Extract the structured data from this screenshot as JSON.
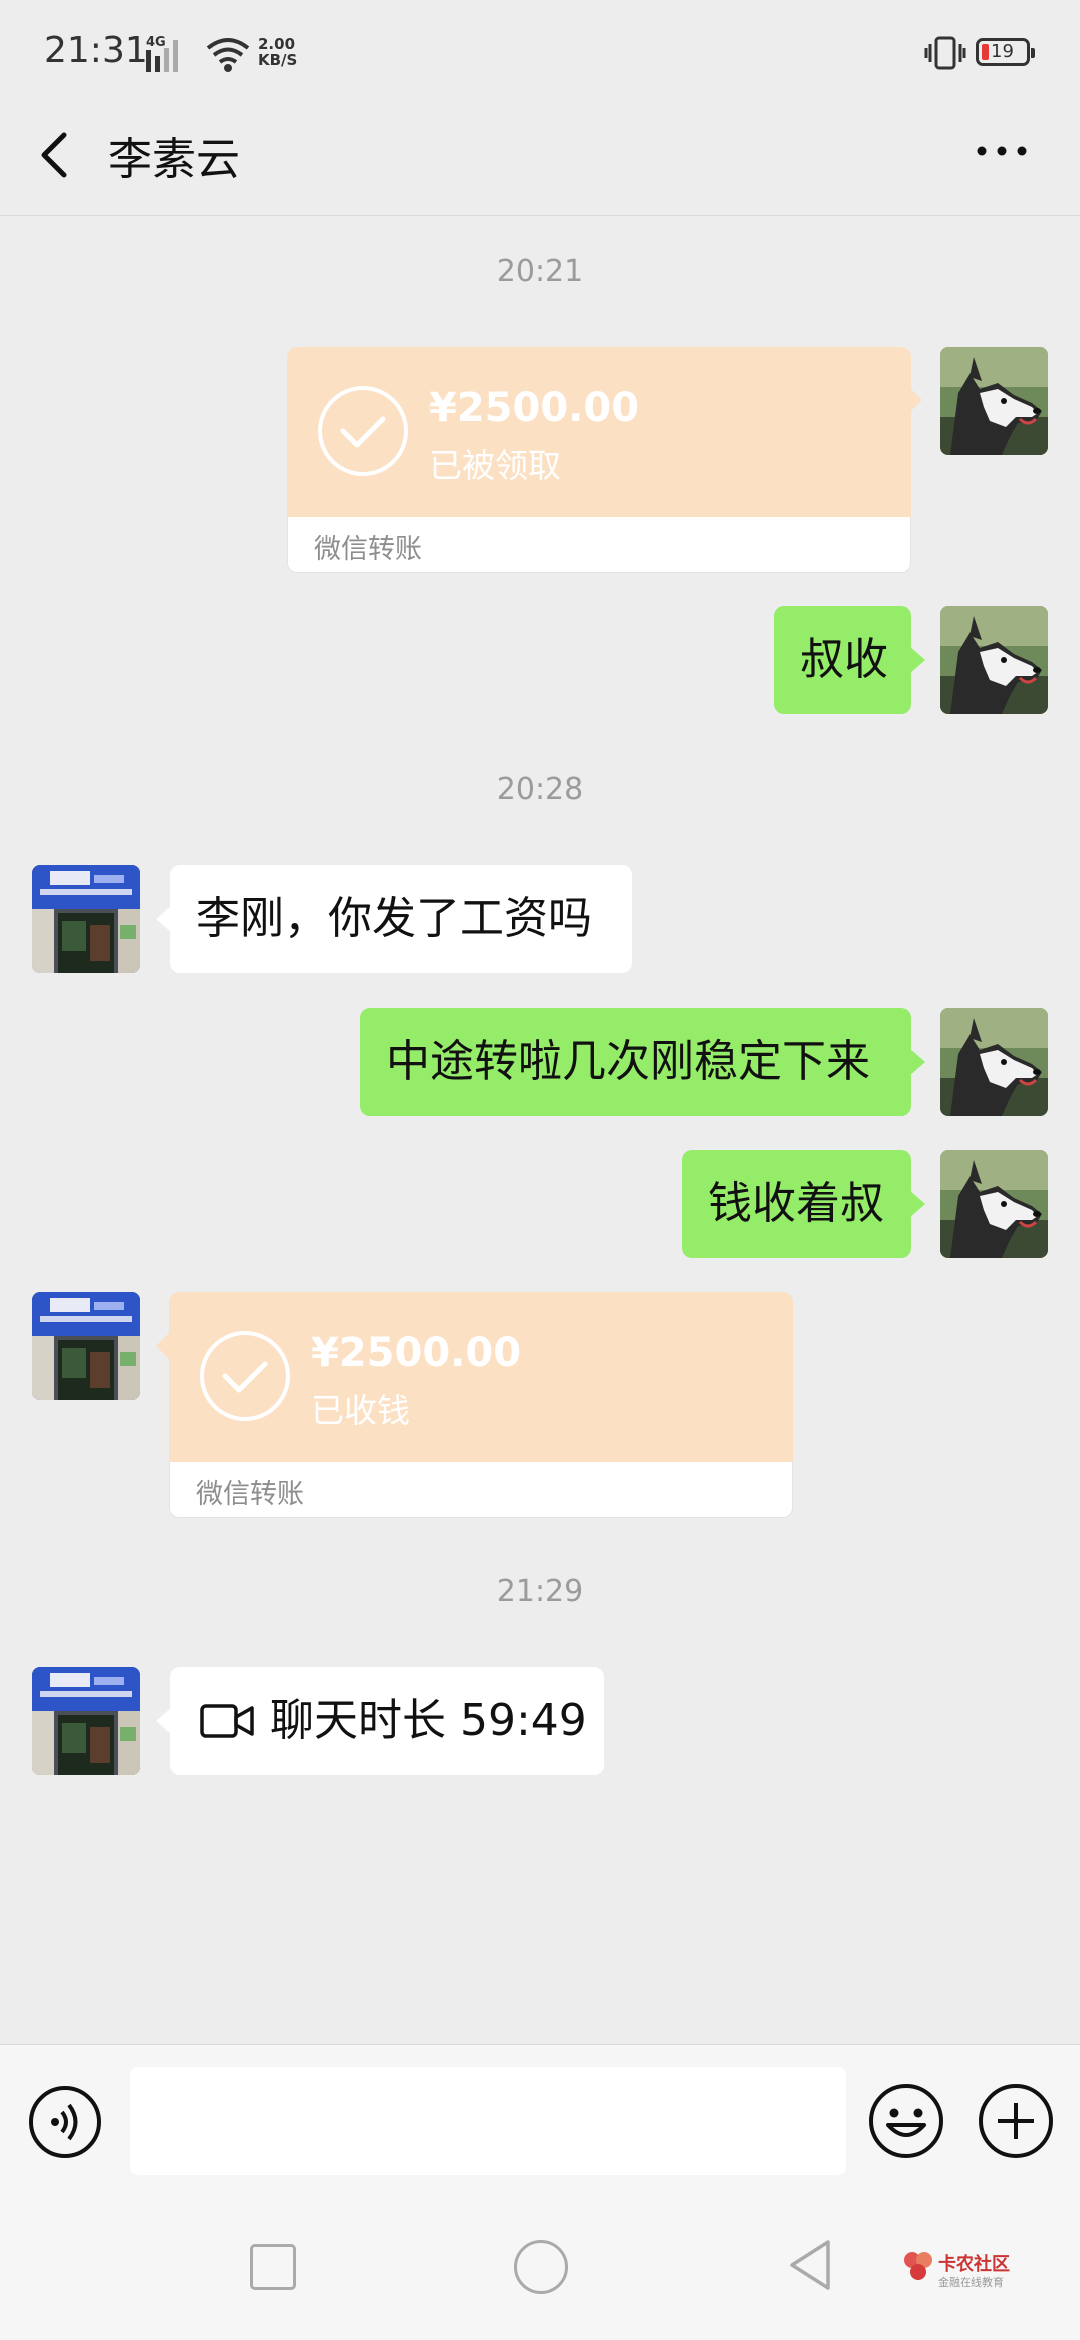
{
  "status_bar": {
    "time": "21:31",
    "network_type": "4G",
    "speed_value": "2.00",
    "speed_unit": "KB/S",
    "battery_level": "19"
  },
  "header": {
    "title": "李素云",
    "back_icon": "chevron-left-icon",
    "more_icon": "more-dots-icon"
  },
  "messages": [
    {
      "type": "timestamp",
      "text": "20:21"
    },
    {
      "type": "transfer",
      "side": "right",
      "amount": "¥2500.00",
      "status": "已被领取",
      "footer": "微信转账"
    },
    {
      "type": "text",
      "side": "right",
      "text": "叔收"
    },
    {
      "type": "timestamp",
      "text": "20:28"
    },
    {
      "type": "text",
      "side": "left",
      "text": "李刚，你发了工资吗"
    },
    {
      "type": "text",
      "side": "right",
      "text": "中途转啦几次刚稳定下来"
    },
    {
      "type": "text",
      "side": "right",
      "text": "钱收着叔"
    },
    {
      "type": "transfer",
      "side": "left",
      "amount": "¥2500.00",
      "status": "已收钱",
      "footer": "微信转账"
    },
    {
      "type": "timestamp",
      "text": "21:29"
    },
    {
      "type": "video_call",
      "side": "left",
      "text": "聊天时长 59:49"
    }
  ],
  "input_bar": {
    "voice_icon": "voice-icon",
    "input_value": "",
    "emoji_icon": "emoji-icon",
    "plus_icon": "plus-icon"
  },
  "watermark": {
    "title": "卡农社区",
    "subtitle": "金融在线教育"
  },
  "colors": {
    "background": "#ededed",
    "sent_bubble": "#95ec69",
    "received_bubble": "#ffffff",
    "transfer_orange": "#fce0c4"
  }
}
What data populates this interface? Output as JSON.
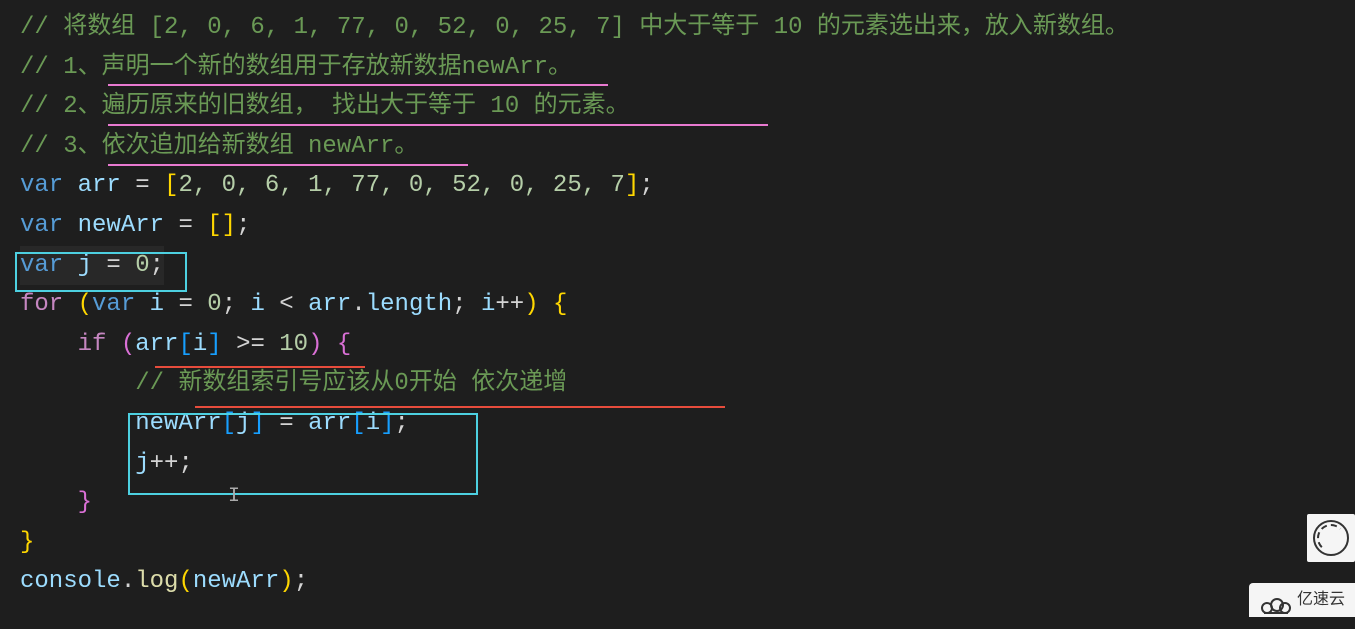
{
  "code": {
    "line1": {
      "prefix": "// ",
      "text": "将数组 [2, 0, 6, 1, 77, 0, 52, 0, 25, 7] 中大于等于 10 的元素选出来，放入新数组。"
    },
    "line2": {
      "prefix": "// ",
      "text": "1、声明一个新的数组用于存放新数据newArr。"
    },
    "line3": {
      "prefix": "// ",
      "text": "2、遍历原来的旧数组， 找出大于等于 10 的元素。"
    },
    "line4": {
      "prefix": "// ",
      "text": "3、依次追加给新数组 newArr。"
    },
    "line5": {
      "var_kw": "var",
      "var_name": "arr",
      "assign": " = ",
      "open": "[",
      "values": "2, 0, 6, 1, 77, 0, 52, 0, 25, 7",
      "close": "]",
      "semi": ";"
    },
    "line6": {
      "var_kw": "var",
      "var_name": "newArr",
      "assign": " = ",
      "open": "[",
      "close": "]",
      "semi": ";"
    },
    "line7": {
      "var_kw": "var",
      "var_name": "j",
      "assign": " = ",
      "value": "0",
      "semi": ";"
    },
    "line8": {
      "for_kw": "for",
      "open_paren": " (",
      "var_kw": "var",
      "var_i": " i",
      "assign": " = ",
      "zero": "0",
      "semi1": "; ",
      "i2": "i",
      "lt": " < ",
      "arr": "arr",
      "dot": ".",
      "length": "length",
      "semi2": "; ",
      "i3": "i",
      "inc": "++",
      "close_paren": ") ",
      "brace": "{"
    },
    "line9": {
      "if_kw": "if",
      "open_paren": " (",
      "arr": "arr",
      "open_bracket": "[",
      "i": "i",
      "close_bracket": "]",
      "gte": " >= ",
      "ten": "10",
      "close_paren": ") ",
      "brace": "{"
    },
    "line10": {
      "prefix": "// ",
      "text": "新数组索引号应该从0开始 依次递增"
    },
    "line11": {
      "newArr": "newArr",
      "open_b1": "[",
      "j": "j",
      "close_b1": "]",
      "assign": " = ",
      "arr": "arr",
      "open_b2": "[",
      "i": "i",
      "close_b2": "]",
      "semi": ";"
    },
    "line12": {
      "j": "j",
      "inc": "++",
      "semi": ";"
    },
    "line13": {
      "brace": "}"
    },
    "line14": {
      "brace": "}"
    },
    "line15": {
      "console": "console",
      "dot": ".",
      "log": "log",
      "open_paren": "(",
      "newArr": "newArr",
      "close_paren": ")",
      "semi": ";"
    }
  },
  "watermarks": {
    "tm": "™",
    "brand": "亿速云"
  }
}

═══

**Directive:** Consider the entries above and return each line with the string "JSON".

**Problem solution:**
Extract the structured data from this screenshot as JSON.
What data populates this interface? Output as JSON.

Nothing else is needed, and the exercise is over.